• STATED TASK
Look through the data below. Show each line where the string "Cluster" occurs.

Stored entries
_____

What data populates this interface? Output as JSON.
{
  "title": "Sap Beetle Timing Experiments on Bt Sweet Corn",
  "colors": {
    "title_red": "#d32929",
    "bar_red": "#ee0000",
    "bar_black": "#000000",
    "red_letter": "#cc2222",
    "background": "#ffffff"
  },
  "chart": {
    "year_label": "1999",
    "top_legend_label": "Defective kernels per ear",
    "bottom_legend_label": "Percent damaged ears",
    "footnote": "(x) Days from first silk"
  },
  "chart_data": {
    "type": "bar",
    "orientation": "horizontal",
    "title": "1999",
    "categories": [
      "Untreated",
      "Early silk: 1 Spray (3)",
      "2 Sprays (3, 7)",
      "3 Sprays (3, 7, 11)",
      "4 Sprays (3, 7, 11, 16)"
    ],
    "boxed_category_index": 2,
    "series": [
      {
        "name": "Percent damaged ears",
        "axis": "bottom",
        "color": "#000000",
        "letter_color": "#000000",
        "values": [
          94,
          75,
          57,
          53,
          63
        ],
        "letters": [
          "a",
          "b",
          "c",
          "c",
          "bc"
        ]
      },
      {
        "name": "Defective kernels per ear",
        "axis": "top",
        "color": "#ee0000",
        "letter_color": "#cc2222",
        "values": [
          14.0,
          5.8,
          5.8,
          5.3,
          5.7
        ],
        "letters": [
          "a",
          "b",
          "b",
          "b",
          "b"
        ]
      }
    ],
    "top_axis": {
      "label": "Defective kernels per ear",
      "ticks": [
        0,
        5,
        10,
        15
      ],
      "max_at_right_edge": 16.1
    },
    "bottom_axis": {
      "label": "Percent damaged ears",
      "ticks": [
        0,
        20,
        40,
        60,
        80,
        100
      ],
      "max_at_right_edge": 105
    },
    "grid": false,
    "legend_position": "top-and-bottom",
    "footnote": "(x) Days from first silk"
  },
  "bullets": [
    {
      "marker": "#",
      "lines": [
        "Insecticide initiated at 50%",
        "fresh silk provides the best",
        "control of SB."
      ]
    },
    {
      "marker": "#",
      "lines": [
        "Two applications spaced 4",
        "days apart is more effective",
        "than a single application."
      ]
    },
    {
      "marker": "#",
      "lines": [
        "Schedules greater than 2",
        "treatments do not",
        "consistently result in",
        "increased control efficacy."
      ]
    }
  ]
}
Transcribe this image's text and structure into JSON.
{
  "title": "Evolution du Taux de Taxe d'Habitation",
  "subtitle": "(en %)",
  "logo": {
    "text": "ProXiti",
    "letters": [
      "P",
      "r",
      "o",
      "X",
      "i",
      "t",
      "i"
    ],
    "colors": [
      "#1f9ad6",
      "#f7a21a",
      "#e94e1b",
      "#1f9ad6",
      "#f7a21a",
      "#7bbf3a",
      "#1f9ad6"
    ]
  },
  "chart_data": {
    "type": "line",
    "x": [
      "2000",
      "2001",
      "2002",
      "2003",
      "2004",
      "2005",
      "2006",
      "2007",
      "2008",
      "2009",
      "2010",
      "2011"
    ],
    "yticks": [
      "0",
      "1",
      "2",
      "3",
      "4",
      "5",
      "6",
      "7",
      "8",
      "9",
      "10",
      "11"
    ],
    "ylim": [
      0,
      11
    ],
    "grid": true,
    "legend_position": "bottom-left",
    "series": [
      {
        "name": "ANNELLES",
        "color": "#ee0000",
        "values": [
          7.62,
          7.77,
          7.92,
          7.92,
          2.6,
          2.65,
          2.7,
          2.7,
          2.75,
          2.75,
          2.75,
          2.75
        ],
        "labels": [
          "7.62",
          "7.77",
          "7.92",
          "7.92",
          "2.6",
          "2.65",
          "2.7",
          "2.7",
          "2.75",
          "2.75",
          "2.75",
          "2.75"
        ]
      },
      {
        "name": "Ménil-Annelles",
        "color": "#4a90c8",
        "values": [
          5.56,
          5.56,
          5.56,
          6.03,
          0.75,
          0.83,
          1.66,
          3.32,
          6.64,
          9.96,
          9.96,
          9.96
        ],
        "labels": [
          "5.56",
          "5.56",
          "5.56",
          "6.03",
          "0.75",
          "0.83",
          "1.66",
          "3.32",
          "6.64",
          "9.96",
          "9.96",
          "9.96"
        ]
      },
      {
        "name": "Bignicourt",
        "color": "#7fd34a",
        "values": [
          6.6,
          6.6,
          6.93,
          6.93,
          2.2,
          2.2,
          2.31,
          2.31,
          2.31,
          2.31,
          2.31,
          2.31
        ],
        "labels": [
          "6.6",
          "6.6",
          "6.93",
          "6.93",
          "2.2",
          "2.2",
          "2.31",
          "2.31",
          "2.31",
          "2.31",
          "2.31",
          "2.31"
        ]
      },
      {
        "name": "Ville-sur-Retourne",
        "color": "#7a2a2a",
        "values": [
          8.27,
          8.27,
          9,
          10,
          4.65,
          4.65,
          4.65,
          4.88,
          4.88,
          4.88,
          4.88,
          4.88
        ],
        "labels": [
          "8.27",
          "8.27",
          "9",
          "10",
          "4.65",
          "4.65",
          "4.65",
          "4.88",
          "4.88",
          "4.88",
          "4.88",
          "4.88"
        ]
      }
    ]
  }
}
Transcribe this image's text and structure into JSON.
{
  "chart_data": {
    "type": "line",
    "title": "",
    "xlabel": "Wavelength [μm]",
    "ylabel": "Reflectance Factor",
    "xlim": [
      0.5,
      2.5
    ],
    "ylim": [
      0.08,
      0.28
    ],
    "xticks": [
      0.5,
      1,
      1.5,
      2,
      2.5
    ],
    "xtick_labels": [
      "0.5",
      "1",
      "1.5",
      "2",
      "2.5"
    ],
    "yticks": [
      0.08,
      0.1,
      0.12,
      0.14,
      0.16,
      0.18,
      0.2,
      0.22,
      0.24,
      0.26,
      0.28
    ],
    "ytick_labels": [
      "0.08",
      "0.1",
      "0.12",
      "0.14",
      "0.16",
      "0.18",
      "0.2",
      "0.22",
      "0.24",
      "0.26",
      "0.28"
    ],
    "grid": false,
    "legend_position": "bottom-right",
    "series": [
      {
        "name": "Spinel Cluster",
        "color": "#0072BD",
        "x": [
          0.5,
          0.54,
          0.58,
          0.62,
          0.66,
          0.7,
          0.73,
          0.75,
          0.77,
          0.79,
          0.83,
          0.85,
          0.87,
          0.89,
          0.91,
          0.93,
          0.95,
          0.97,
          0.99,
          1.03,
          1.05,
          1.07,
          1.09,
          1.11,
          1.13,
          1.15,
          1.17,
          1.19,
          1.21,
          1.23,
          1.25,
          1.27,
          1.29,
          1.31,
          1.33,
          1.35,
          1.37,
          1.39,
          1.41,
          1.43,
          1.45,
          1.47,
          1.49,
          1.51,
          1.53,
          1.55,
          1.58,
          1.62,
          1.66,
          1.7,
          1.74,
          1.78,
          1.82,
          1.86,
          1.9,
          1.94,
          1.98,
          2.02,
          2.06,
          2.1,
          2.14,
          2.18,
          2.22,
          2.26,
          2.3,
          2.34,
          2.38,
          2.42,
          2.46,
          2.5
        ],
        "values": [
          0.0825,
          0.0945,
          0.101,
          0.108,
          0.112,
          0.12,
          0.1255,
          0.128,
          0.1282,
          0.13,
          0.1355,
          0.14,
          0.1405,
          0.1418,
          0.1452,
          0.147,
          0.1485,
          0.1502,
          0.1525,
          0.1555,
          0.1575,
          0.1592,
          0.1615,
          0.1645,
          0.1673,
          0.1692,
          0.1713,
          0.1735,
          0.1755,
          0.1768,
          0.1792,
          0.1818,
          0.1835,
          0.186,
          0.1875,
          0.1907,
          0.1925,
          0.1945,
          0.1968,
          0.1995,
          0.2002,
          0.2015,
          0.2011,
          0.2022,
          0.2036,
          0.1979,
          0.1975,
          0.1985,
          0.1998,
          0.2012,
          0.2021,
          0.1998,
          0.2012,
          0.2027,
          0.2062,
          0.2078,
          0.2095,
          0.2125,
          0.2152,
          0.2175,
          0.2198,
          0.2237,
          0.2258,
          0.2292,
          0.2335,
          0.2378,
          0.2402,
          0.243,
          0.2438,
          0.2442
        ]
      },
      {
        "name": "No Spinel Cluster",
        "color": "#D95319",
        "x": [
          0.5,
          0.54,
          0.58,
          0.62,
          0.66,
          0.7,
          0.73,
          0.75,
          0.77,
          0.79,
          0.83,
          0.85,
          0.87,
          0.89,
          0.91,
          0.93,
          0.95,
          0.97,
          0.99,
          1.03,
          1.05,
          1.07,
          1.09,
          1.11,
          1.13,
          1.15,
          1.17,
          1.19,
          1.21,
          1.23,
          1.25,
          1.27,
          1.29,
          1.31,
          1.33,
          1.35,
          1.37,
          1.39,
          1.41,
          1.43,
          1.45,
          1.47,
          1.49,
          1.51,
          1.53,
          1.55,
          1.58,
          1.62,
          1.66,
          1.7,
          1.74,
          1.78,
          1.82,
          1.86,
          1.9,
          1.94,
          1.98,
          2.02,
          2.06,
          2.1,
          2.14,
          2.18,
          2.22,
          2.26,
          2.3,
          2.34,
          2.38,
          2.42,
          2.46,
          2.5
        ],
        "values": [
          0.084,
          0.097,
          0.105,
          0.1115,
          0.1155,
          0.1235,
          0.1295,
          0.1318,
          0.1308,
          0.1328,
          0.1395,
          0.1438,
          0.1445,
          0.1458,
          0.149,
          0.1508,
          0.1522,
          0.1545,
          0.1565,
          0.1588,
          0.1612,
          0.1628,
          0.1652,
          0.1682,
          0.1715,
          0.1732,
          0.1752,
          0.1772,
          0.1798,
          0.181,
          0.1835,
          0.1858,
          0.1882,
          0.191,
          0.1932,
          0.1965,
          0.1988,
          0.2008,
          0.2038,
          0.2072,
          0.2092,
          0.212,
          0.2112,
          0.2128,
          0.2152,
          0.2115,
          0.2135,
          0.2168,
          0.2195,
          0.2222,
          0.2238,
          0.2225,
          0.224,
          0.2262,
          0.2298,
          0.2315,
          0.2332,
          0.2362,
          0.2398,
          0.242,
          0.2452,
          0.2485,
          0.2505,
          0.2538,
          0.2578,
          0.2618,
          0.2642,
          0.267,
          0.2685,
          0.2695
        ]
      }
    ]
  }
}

_____

• FULL SOLUTION
        "name": "Spinel Cluster",
        "name": "No Spinel Cluster",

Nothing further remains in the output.